§ Texto de referência
····················
João Zanata Netto: “Eu existo”

Eu existo

João Zanata Neto *

Você já deve ter visto alguém furioso. Isto é tão comum, mas não deveria ser. As causas de tais fúrias, às vezes, são pequenos aborrecimentos. Uma coisa tonta sem maiores consequências não deveria provocar emoções tão fortes. Por tal razão, muitas outras causas são cogitadas por serem mais prováveis. Tudo acaba em uma questão a ser desvendada. Tudo se transforma em uma questão tão séria que toda uma ciência é criada para explicar tais excessos. Por uma influência cartesiana, é natural que tais estudos recaiam sobre um objeto, um algo palpável, onde muitos segredos podem ser elucidados. É sempre interessante dissecar, vasculhar as entranhas para encontrar o entendimento das coisas. A investigação de uma máquina defeituosa é algo análogo. O sucesso ocorre quando se encontra a peça quebrada como a causa do mau funcionamento. Contudo, restará descobrir por que tal peça quebrou. Com o ser humano o mesmo se dá. Uma resposta levará a outra pergunta. Até onde se pode aprofundar esta investigação sobre a máquina humana? A ciência diante deste desafio se torna instigante e frustrante ao mesmo tempo, pois dá a nítida noção das limitações da ciência.

Um cérebro e um computador podem ser programados para expressar emoções. Ambos expressam emoções, mas será que sentem o que expressam? É estranho pensar que coisas podem sentir quando bem sabemos que isto não é possível, pois sentir é ter a noção de estar emotivo. Pensar nesta possibilidade é admitir o ser como um organismo que se determina por um complexo eletroquímico segundo as leis da química. Se considerarmos esta hipótese, a palavra humano toma outro significado. A morte, nesta premissa, seria o desligamento de todas as interações eletroquímicas que proporcionam os estímulos e as respostas. A morte, por si só, não atesta a humanidade. É apenas a cessação da expressividade. O que poderia, então, dar pistas de algo além da coisa? Ou seja, o que poderia dar a noção de humanidade? Existe, além deste corpo, algo impalpável que os cartesianos ignoraram? E se for algo mais sutil, menos denso que a matéria, que não se pode ver ou experimentar? Nesta vertente da busca pelo invisível, poucos percorrem estes caminhos sem inquietações. Não há método que se aplique. Não há medida que se possa quantificar.
····················
§ Dados brutos
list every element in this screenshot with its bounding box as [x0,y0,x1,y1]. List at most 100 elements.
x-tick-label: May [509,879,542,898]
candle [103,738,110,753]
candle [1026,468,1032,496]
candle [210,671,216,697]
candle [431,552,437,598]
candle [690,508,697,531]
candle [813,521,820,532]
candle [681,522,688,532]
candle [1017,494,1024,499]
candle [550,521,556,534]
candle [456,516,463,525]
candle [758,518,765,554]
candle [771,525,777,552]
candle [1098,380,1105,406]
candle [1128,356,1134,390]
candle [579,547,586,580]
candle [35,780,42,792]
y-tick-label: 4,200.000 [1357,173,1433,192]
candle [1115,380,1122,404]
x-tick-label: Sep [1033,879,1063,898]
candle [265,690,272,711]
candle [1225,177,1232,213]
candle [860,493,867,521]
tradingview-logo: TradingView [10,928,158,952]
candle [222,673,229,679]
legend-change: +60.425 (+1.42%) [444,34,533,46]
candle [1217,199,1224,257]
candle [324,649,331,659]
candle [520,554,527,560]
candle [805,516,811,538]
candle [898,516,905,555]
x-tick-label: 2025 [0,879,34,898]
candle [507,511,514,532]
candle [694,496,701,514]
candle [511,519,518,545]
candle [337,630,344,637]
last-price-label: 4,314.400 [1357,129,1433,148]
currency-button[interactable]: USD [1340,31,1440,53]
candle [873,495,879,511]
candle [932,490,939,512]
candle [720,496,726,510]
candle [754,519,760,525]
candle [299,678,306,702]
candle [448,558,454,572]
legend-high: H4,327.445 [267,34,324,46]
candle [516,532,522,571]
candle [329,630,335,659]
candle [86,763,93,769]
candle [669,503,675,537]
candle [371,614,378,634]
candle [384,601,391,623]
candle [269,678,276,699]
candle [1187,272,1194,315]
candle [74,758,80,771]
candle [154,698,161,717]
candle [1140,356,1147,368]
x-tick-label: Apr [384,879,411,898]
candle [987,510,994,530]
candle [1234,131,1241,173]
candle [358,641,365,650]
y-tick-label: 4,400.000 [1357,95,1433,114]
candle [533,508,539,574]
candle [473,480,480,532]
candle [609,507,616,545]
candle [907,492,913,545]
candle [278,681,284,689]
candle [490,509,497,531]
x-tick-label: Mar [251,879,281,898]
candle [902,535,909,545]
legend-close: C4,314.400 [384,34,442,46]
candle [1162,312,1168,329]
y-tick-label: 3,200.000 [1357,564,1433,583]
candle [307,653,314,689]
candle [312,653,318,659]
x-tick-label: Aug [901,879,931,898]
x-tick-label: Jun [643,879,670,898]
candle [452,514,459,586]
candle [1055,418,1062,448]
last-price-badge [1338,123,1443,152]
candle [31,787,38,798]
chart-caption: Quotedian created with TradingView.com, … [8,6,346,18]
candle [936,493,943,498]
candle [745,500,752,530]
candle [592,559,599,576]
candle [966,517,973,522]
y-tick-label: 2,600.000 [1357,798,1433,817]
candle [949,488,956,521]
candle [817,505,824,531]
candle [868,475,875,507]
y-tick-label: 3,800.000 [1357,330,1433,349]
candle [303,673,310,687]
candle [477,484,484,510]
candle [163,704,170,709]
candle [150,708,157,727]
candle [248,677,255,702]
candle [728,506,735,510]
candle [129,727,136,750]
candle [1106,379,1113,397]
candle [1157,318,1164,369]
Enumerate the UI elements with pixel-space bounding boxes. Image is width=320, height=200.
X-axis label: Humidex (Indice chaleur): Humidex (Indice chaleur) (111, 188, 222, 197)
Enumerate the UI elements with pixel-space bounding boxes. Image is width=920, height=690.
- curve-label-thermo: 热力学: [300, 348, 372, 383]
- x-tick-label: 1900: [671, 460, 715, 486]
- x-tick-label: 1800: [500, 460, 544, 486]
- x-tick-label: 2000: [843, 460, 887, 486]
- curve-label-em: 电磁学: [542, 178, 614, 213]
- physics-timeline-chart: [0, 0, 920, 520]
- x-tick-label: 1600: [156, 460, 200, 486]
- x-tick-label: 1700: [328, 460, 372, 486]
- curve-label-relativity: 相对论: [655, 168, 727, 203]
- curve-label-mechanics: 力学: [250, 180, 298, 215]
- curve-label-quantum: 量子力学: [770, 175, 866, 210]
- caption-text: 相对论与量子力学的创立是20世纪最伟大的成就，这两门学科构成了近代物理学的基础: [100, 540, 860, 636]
····················
§ Trabalho a realizar
1. No texto sobre as emoções e a natureza humana, o que seria a morte segundo a premissa do ser como organismo eletroquímico?
2. Retome o texto sobre as emoções e a natureza humana, dando-lhe prosseguimento a partir do ponto em que ele termina.
Os itens não são necessários para a realização das tarefas.

§ Respostas às tarefas
1. O desligamento de todas as interações eletroquímicas que proporcionam os estímulos e as respostas.

2.
Supondo que a ciência avançou extraordinariamente e já consiga detectar a sutileza do espírito de tal forma a explicar a animação do ser. Então, o corpo é uma coisa densa gerida por outra coisa sutil e onde estará aquilo que sente e se poderá finalmente dizer que é o eu de cada corpo? Imaginem, sem muito esforço, um recipiente com água fervente onde há um termômetro em que se pode ler a temperatura da água. Por analogia, diremos que o recipiente com a água é o corpo denso. A vibração é o corpo sutil que gera o fenômeno térmico. A fervura da água é a emoção. O termômetro expressa a temperatura em valores. Então, quem sente a temperatura? Nenhuma das coisas, pois todas apenas transmitem a energia térmica ou se aquecem sem ter a noção do que é o calor. Não há nada que se possa dizer humano nesta hipótese. Se este eu não pode ser uma coisa, ele não existe ou o existir é apenas uma ideia que se deduz, mas não se sente? Existimos porque pensamos ou porque temos a consciência do pensamento?

* João Zanata Neto é escritor santa-cruzense, autor do romance “O Amante das Mulheres Suicidas”.